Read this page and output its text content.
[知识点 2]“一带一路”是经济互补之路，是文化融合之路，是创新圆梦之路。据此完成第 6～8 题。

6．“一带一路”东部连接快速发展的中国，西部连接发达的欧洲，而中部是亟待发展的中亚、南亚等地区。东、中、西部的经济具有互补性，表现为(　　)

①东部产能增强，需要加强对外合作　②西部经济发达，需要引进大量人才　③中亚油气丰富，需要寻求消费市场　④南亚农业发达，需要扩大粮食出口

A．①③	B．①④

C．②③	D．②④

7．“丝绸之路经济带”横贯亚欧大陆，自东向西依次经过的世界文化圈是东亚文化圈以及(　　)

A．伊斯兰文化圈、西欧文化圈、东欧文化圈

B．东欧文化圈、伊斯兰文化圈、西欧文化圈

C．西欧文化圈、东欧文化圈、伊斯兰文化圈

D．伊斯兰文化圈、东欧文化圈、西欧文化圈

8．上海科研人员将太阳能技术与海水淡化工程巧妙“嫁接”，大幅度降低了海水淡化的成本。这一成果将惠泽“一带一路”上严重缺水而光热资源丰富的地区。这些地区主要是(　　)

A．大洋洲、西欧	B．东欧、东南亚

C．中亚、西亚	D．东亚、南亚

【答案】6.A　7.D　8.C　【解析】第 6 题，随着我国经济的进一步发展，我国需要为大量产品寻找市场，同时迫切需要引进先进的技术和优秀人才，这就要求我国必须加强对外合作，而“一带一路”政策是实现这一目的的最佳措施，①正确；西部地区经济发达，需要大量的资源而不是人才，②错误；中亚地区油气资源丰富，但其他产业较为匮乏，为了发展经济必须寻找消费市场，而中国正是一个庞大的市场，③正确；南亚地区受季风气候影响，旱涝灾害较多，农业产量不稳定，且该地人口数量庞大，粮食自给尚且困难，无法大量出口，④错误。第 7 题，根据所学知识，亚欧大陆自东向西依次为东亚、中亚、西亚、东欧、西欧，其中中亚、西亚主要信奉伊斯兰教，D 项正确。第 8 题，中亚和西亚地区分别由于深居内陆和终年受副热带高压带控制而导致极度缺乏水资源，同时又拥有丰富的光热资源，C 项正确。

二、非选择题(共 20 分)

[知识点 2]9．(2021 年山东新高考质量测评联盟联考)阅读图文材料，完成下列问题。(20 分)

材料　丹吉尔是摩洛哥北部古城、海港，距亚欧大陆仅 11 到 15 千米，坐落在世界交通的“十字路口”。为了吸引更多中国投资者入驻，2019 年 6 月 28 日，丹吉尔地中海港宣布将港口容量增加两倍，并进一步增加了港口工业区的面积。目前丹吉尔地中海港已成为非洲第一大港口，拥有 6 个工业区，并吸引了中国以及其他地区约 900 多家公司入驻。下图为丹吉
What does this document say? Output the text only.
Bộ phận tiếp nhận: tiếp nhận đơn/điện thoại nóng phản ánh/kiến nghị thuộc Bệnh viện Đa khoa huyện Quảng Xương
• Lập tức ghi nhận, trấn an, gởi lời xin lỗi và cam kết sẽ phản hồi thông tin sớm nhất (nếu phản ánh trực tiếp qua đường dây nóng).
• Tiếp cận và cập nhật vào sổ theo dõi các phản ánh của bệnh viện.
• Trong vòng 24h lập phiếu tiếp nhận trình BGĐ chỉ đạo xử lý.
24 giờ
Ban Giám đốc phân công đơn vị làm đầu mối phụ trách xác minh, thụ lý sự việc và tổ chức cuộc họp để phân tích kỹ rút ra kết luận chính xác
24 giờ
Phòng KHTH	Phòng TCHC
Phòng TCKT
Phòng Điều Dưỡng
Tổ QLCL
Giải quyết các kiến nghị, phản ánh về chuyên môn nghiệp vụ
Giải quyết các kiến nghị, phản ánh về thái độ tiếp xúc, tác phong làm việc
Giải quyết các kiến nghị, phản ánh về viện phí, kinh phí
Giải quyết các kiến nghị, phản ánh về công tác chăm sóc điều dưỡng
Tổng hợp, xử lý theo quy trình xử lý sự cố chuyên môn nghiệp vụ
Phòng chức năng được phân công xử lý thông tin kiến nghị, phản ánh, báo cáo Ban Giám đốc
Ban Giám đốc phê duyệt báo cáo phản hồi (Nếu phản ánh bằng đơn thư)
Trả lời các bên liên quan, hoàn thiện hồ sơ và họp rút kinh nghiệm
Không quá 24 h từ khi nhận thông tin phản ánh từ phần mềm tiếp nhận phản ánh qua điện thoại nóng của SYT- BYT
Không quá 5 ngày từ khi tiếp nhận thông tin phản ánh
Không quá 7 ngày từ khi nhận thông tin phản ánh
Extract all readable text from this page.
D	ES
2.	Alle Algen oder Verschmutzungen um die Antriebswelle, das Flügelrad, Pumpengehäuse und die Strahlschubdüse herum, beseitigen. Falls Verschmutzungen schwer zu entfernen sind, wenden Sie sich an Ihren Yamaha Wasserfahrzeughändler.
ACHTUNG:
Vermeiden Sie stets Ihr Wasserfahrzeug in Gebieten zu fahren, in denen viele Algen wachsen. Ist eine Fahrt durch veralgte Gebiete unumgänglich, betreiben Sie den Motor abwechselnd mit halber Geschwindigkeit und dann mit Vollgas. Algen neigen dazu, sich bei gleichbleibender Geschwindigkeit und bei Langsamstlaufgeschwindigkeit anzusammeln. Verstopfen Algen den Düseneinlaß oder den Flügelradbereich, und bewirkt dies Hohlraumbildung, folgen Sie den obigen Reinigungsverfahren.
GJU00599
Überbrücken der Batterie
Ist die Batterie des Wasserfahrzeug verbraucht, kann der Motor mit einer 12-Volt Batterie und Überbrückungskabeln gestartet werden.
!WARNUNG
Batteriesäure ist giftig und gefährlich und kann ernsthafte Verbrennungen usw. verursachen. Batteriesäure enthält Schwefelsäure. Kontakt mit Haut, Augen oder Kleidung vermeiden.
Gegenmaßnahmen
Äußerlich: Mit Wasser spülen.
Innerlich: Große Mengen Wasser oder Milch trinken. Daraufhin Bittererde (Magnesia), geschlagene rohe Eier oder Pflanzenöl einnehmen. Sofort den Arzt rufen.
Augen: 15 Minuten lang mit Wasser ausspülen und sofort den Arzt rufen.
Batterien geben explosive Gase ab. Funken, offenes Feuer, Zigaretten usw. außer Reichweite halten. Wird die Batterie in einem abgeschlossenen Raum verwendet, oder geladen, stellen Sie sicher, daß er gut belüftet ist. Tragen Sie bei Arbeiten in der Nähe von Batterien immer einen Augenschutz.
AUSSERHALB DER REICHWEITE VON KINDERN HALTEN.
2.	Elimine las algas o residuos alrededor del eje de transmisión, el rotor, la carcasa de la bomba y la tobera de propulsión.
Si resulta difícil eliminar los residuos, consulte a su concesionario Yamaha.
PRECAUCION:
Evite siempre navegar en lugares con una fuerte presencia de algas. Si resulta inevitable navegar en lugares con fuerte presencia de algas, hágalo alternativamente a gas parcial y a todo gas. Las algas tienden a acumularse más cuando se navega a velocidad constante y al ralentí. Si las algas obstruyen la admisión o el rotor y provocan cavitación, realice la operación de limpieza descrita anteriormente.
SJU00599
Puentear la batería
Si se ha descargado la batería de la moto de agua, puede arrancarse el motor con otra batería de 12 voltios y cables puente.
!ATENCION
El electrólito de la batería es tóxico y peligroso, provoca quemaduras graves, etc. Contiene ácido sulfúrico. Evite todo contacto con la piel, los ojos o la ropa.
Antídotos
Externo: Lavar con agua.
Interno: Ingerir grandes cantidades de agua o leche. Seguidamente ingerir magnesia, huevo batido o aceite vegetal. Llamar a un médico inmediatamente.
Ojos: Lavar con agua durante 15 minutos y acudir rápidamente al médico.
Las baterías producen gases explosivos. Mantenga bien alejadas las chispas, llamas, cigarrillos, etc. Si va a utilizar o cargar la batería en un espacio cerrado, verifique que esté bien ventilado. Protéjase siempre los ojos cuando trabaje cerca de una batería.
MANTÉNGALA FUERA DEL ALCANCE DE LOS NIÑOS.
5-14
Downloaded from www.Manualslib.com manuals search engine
───
▶ _Written instruction_
Write out every line of the data that holds the word "page".

▶ _Full response_
Read this page and output its text content.
Extract all readable text from this page.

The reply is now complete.